# What the task asks
Go through the records line by line and work out how many lines hold the word "pytania". Answer with the number only.

# Excerpted records
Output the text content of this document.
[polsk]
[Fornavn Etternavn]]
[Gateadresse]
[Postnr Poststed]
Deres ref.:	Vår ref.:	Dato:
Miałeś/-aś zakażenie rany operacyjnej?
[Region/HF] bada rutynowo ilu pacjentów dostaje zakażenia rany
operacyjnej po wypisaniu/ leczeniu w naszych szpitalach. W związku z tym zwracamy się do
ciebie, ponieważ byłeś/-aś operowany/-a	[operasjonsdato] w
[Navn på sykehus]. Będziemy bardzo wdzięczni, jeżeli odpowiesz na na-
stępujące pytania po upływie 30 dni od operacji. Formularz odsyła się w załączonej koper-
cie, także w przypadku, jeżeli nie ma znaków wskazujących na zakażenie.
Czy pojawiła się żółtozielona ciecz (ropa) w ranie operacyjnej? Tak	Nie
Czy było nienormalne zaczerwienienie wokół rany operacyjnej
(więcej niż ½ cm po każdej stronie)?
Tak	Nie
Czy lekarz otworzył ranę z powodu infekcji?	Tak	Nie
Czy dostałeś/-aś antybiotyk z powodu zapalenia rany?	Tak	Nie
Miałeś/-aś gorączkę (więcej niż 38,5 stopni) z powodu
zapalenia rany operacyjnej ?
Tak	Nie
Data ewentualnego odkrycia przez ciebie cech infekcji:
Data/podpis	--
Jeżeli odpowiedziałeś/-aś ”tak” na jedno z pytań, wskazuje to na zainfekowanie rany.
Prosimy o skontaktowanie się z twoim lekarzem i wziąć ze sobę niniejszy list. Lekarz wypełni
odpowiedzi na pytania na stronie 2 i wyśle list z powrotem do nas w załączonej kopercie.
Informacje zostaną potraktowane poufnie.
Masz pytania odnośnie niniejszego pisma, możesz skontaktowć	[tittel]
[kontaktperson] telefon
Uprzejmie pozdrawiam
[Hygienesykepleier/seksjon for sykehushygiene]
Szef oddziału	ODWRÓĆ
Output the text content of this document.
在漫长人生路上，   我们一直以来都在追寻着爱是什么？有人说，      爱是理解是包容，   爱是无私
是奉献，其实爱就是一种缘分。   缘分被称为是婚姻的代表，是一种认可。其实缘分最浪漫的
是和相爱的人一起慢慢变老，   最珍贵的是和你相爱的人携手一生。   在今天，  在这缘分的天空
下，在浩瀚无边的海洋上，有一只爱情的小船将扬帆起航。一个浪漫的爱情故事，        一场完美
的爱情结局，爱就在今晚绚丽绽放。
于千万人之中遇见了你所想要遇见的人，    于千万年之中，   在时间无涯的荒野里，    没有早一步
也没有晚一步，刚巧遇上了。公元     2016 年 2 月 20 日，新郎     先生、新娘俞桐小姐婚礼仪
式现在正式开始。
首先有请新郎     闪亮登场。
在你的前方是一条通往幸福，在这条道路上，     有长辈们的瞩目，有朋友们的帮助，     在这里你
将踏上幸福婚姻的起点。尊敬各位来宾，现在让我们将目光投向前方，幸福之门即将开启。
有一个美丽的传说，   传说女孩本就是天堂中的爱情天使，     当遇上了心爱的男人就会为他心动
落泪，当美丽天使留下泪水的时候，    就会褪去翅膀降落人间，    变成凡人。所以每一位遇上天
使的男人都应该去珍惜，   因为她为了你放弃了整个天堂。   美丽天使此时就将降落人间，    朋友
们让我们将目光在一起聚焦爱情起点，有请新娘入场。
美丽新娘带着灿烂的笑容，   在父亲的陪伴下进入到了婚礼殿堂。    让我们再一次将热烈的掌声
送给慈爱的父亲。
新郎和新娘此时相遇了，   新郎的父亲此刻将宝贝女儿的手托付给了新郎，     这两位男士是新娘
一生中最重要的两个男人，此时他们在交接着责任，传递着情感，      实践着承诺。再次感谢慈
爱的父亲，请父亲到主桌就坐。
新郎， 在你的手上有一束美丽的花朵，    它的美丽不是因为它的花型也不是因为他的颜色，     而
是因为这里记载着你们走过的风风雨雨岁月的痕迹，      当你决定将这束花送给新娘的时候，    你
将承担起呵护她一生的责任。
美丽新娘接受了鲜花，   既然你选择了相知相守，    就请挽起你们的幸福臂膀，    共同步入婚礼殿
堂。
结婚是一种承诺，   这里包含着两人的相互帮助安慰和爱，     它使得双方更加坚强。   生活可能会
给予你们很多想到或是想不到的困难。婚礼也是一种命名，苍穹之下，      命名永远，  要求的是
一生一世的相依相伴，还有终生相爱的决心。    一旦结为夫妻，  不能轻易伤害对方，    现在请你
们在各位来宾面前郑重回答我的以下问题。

# Worked solution
3